** START OF Listed records **

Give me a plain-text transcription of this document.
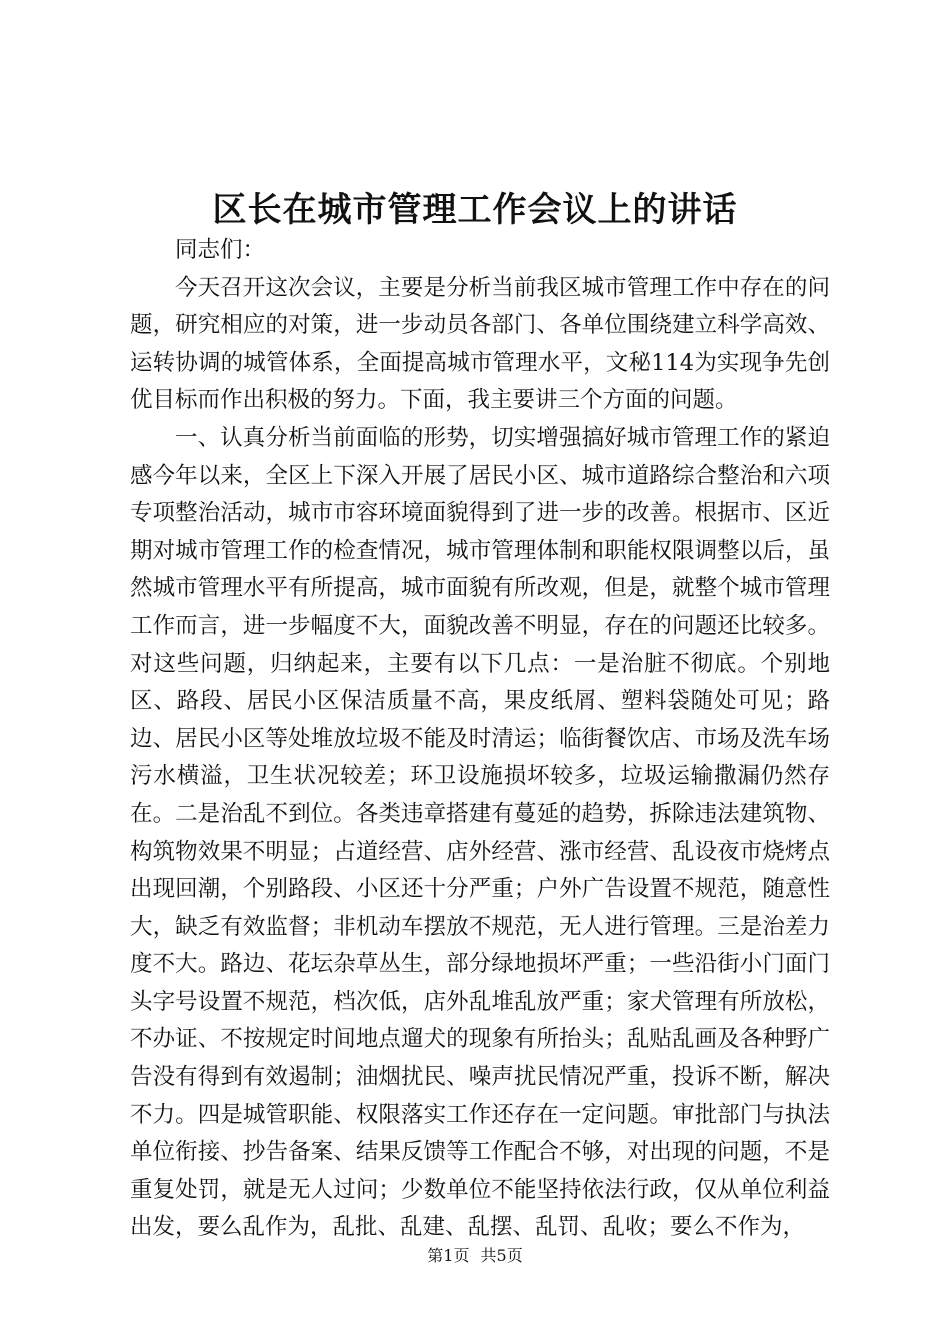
区长在城市管理工作会议上的讲话

同志们：

今天召开这次会议，主要是分析当前我区城市管理工作中存在的问题，研究相应的对策，进一步动员各部门、各单位围绕建立科学高效、运转协调的城管体系，全面提高城市管理水平，文秘114为实现争先创优目标而作出积极的努力。下面，我主要讲三个方面的问题。

一、认真分析当前面临的形势，切实增强搞好城市管理工作的紧迫感今年以来，全区上下深入开展了居民小区、城市道路综合整治和六项专项整治活动，城市市容环境面貌得到了进一步的改善。根据市、区近期对城市管理工作的检查情况，城市管理体制和职能权限调整以后，虽然城市管理水平有所提高，城市面貌有所改观，但是，就整个城市管理工作而言，进一步幅度不大，面貌改善不明显，存在的问题还比较多。对这些问题，归纳起来，主要有以下几点：一是治脏不彻底。个别地区、路段、居民小区保洁质量不高，果皮纸屑、塑料袋随处可见；路边、居民小区等处堆放垃圾不能及时清运；临街餐饮店、市场及洗车场污水横溢，卫生状况较差；环卫设施损坏较多，垃圾运输撒漏仍然存在。二是治乱不到位。各类违章搭建有蔓延的趋势，拆除违法建筑物、构筑物效果不明显；占道经营、店外经营、涨市经营、乱设夜市烧烤点出现回潮，个别路段、小区还十分严重；户外广告设置不规范，随意性大，缺乏有效监督；非机动车摆放不规范，无人进行管理。三是治差力度不大。路边、花坛杂草丛生，部分绿地损坏严重；一些沿街小门面门头字号设置不规范，档次低，店外乱堆乱放严重；家犬管理有所放松，不办证、不按规定时间地点遛犬的现象有所抬头；乱贴乱画及各种野广告没有得到有效遏制；油烟扰民、噪声扰民情况严重，投诉不断，解决不力。四是城管职能、权限落实工作还存在一定问题。审批部门与执法单位衔接、抄告备案、结果反馈等工作配合不够，对出现的问题，不是重复处罚，就是无人过问；少数单位不能坚持依法行政，仅从单位利益出发，要么乱作为，乱批、乱建、乱摆、乱罚、乱收；要么不作为，

第1页 共5页
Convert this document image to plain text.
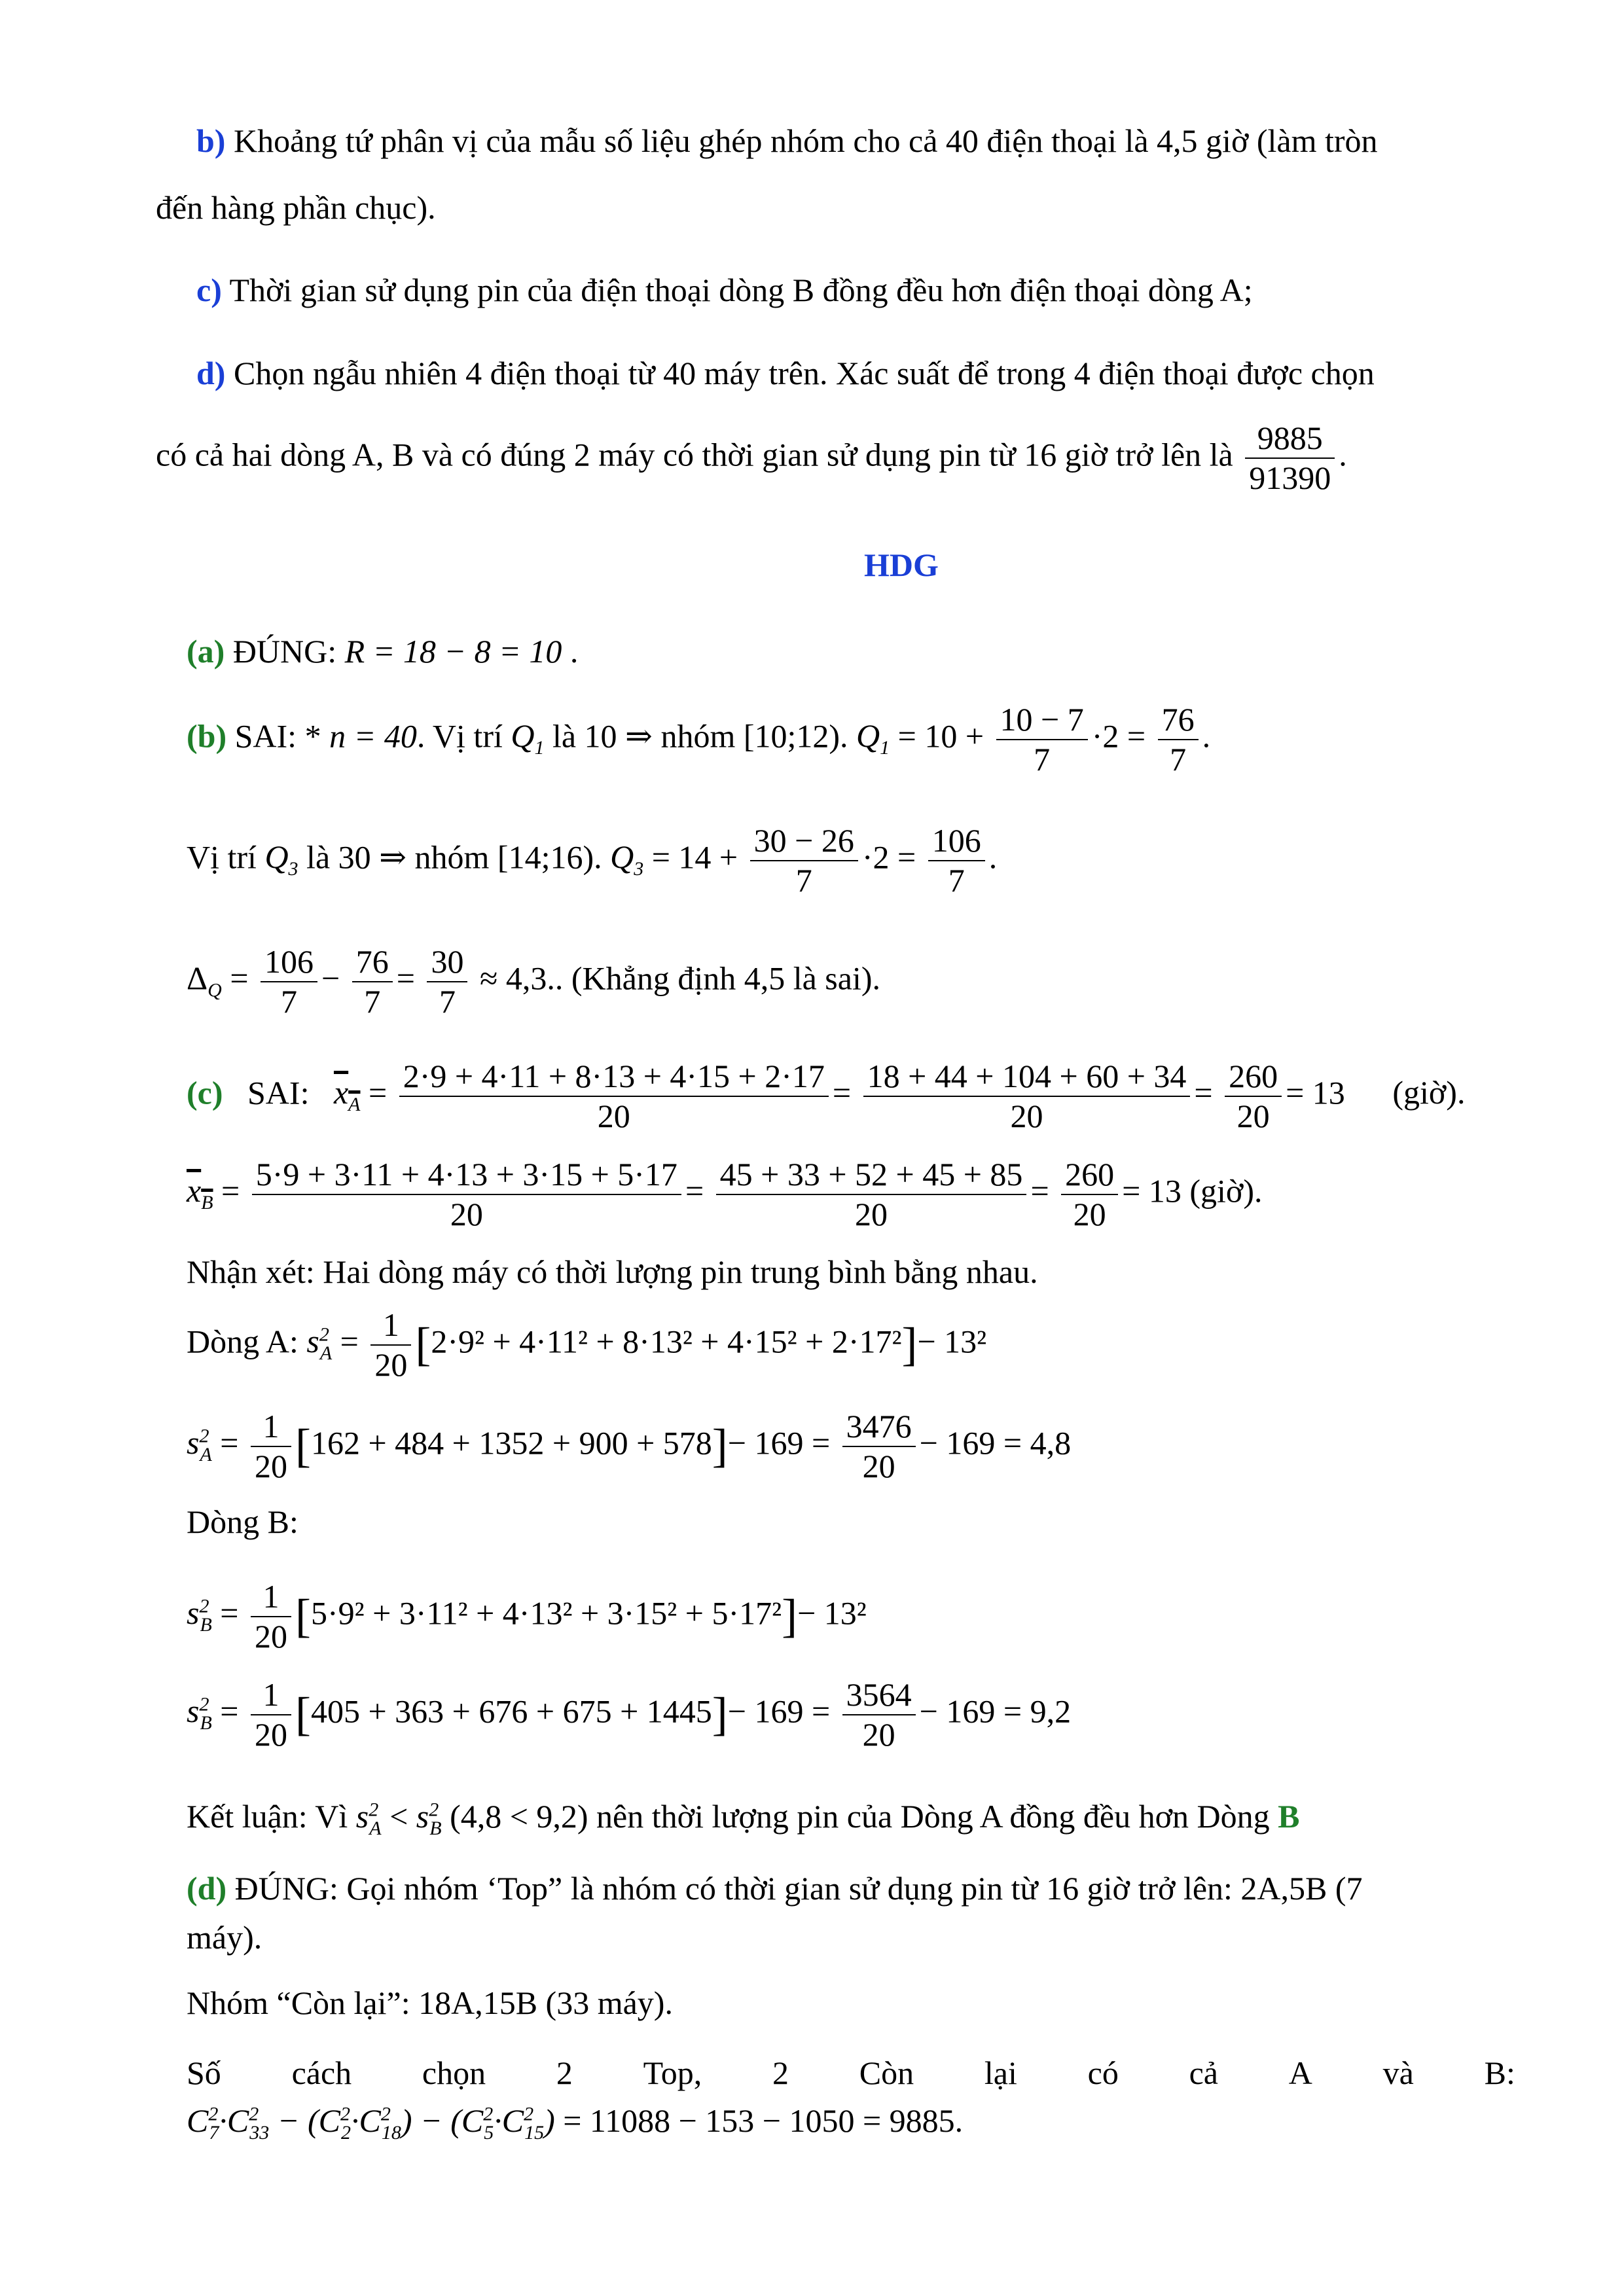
b) Khoảng tứ phân vị của mẫu số liệu ghép nhóm cho cả 40 điện thoại là 4,5 giờ (làm tròn
đến hàng phần chục).
c) Thời gian sử dụng pin của điện thoại dòng B đồng đều hơn điện thoại dòng A;
d) Chọn ngẫu nhiên 4 điện thoại từ 40 máy trên. Xác suất để trong 4 điện thoại được chọn
có cả hai dòng A, B và có đúng 2 máy có thời gian sử dụng pin từ 16 giờ trở lên là $\frac{9885}{91390}$ .
HDG
(a) ĐÚNG: R = 18 − 8 = 10 .
(b) SAI: * n = 40. Vị trí $Q_1$ là 10 ⇒ nhóm [10;12). $Q_1 = 10 + \frac{10 - 7}{7} \cdot 2 = \frac{76}{7}$ .
Vị trí $Q_3$ là 30 ⇒ nhóm [14;16). $Q_3 = 14 + \frac{30 - 26}{7} \cdot 2 = \frac{106}{7}$ .
$\Delta_Q = \frac{106}{7} - \frac{76}{7} = \frac{30}{7} \approx 4,3$.. (Khẳng định 4,5 là sai).
(c) SAI: $x_A = \frac{2\cdot 9 + 4\cdot 11 + 8\cdot 13 + 4\cdot 15 + 2\cdot 17}{20} = \frac{18 + 44 + 104 + 60 + 34}{20} = \frac{260}{20} = 13$ (giờ).
$x_B = \frac{5\cdot 9 + 3\cdot 11 + 4\cdot 13 + 3\cdot 15 + 5\cdot 17}{20} = \frac{45 + 33 + 52 + 45 + 85}{20} = \frac{260}{20} = 13$ (giờ).
Nhận xét: Hai dòng máy có thời lượng pin trung bình bằng nhau.
Dòng A: $s^2_A = \frac{1}{20} [2\cdot 9^2 + 4\cdot 11^2 + 8\cdot 13^2 + 4\cdot 15^2 + 2\cdot 17^2]- 13^2$
$s^2_A = \frac{1}{20} [162 + 484 + 1352 + 900 + 578]- 169 = \frac{3476}{20} - 169 = 4,8$
Dòng B:
$s^2_B = \frac{1}{20} [5\cdot 9^2 + 3\cdot 11^2 + 4\cdot 13^2 + 3\cdot 15^2 + 5\cdot 17^2]- 13^2$
$s^2_B = \frac{1}{20} [405 + 363 + 676 + 675 + 1445]- 169 = \frac{3564}{20} - 169 = 9,2$
Kết luận: Vì $s^2_A < s^2_B$ (4,8 < 9,2) nên thời lượng pin của Dòng A đồng đều hơn Dòng B
(d) ĐÚNG: Gọi nhóm ‘Top” là nhóm có thời gian sử dụng pin từ 16 giờ trở lên: 2A,5B (7
máy).
Nhóm “Còn lại”: 18A,15B (33 máy).
Số cách chọn 2 Top, 2 Còn lại có cả A và B:
$C^2_7\cdot C^2_{33} - (C^2_2\cdot C^2_{18}) - (C^2_5\cdot C^2_{15}) = 11088 - 153 - 1050 = 9885$.
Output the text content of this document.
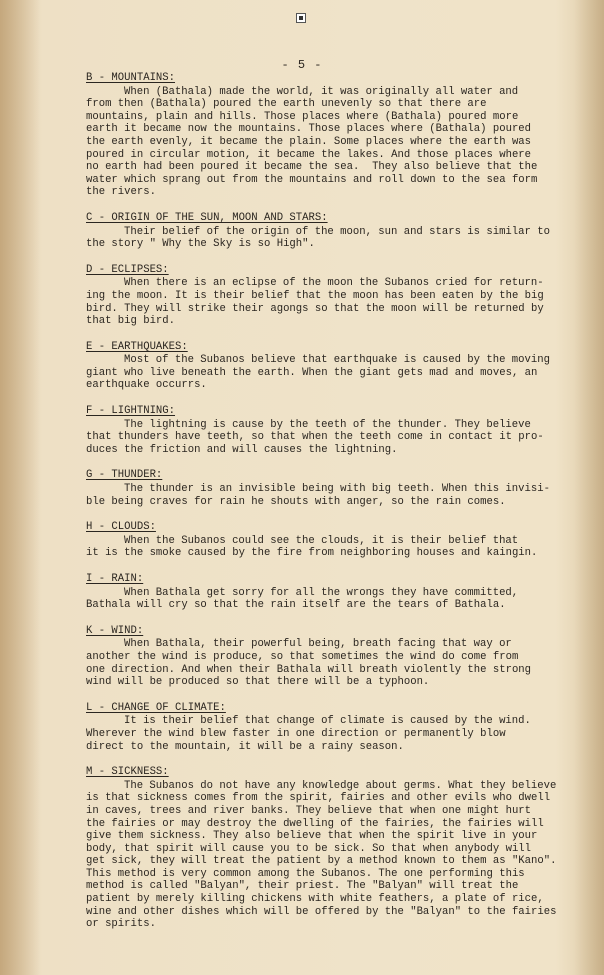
- 5 -
B - MOUNTAINS:
When (Bathala) made the world, it was originally all water and
from then (Bathala) poured the earth unevenly so that there are
mountains, plain and hills. Those places where (Bathala) poured more
earth it became now the mountains. Those places where (Bathala) poured
the earth evenly, it became the plain. Some places where the earth was
poured in circular motion, it became the lakes. And those places where
no earth had been poured it became the sea.  They also believe that the
water which sprang out from the mountains and roll down to the sea form
the rivers.
C - ORIGIN OF THE SUN, MOON AND STARS:
Their belief of the origin of the moon, sun and stars is similar to
the story " Why the Sky is so High".
D - ECLIPSES:
When there is an eclipse of the moon the Subanos cried for return-
ing the moon. It is their belief that the moon has been eaten by the big
bird. They will strike their agongs so that the moon will be returned by
that big bird.
E - EARTHQUAKES:
Most of the Subanos believe that earthquake is caused by the moving
giant who live beneath the earth. When the giant gets mad and moves, an
earthquake occurrs.
F - LIGHTNING:
The lightning is cause by the teeth of the thunder. They believe
that thunders have teeth, so that when the teeth come in contact it pro-
duces the friction and will causes the lightning.
G - THUNDER:
The thunder is an invisible being with big teeth. When this invisi-
ble being craves for rain he shouts with anger, so the rain comes.
H - CLOUDS:
When the Subanos could see the clouds, it is their belief that
it is the smoke caused by the fire from neighboring houses and kaingin.
I - RAIN:
When Bathala get sorry for all the wrongs they have committed,
Bathala will cry so that the rain itself are the tears of Bathala.
K - WIND:
When Bathala, their powerful being, breath facing that way or
another the wind is produce, so that sometimes the wind do come from
one direction. And when their Bathala will breath violently the strong
wind will be produced so that there will be a typhoon.
L - CHANGE OF CLIMATE:
It is their belief that change of climate is caused by the wind.
Wherever the wind blew faster in one direction or permanently blow
direct to the mountain, it will be a rainy season.
M - SICKNESS:
The Subanos do not have any knowledge about germs. What they believe
is that sickness comes from the spirit, fairies and other evils who dwell
in caves, trees and river banks. They believe that when one might hurt
the fairies or may destroy the dwelling of the fairies, the fairies will
give them sickness. They also believe that when the spirit live in your
body, that spirit will cause you to be sick. So that when anybody will
get sick, they will treat the patient by a method known to them as "Kano".
This method is very common among the Subanos. The one performing this
method is called "Balyan", their priest. The "Balyan" will treat the
patient by merely killing chickens with white feathers, a plate of rice,
wine and other dishes which will be offered by the "Balyan" to the fairies
or spirits.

** END OF Listed records **

- **Exercise objective**: Reproduce each line of the entries in which the word "this" is found.

- **Worked answer**:
Give me a plain-text transcription of this document.
Convert this document image to plain text.
Output the text content of this document.
The thunder is an invisible being with big teeth. When this invisi-
This method is very common among the Subanos. The one performing this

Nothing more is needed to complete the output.